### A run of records
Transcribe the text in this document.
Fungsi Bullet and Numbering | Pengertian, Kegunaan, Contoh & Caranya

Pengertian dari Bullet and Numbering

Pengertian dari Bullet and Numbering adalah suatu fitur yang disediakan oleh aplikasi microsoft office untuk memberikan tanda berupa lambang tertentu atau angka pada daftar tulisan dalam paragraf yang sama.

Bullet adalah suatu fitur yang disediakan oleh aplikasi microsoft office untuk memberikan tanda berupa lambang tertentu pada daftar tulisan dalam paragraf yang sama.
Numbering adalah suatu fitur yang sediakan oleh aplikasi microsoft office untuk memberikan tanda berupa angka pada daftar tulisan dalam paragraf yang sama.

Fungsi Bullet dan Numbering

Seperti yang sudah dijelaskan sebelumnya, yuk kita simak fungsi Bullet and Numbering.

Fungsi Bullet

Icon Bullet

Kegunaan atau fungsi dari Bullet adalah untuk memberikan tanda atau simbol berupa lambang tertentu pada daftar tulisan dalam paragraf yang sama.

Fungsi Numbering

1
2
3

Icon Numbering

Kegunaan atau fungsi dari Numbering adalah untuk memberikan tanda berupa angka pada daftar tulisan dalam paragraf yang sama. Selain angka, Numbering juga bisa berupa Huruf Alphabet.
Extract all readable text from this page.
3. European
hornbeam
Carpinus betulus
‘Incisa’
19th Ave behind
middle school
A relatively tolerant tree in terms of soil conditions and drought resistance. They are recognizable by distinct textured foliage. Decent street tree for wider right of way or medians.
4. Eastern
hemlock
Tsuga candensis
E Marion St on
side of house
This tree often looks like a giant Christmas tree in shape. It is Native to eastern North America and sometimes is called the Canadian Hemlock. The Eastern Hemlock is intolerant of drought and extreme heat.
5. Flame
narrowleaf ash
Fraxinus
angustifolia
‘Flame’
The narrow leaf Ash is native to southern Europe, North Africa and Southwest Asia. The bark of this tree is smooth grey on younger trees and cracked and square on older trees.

### Required task
Repeat, character for character, the lines from the one that holds "Extract all readable text from this page." to the final line of the material, inclusive, and no other lines.

### Result below
Extract all readable text from this page.
3. European
hornbeam
Carpinus betulus
‘Incisa’
19th Ave behind
middle school
A relatively tolerant tree in terms of soil conditions and drought resistance. They are recognizable by distinct textured foliage. Decent street tree for wider right of way or medians.
4. Eastern
hemlock
Tsuga candensis
E Marion St on
side of house
This tree often looks like a giant Christmas tree in shape. It is Native to eastern North America and sometimes is called the Canadian Hemlock. The Eastern Hemlock is intolerant of drought and extreme heat.
5. Flame
narrowleaf ash
Fraxinus
angustifolia
‘Flame’
The narrow leaf Ash is native to southern Europe, North Africa and Southwest Asia. The bark of this tree is smooth grey on younger trees and cracked and square on older trees.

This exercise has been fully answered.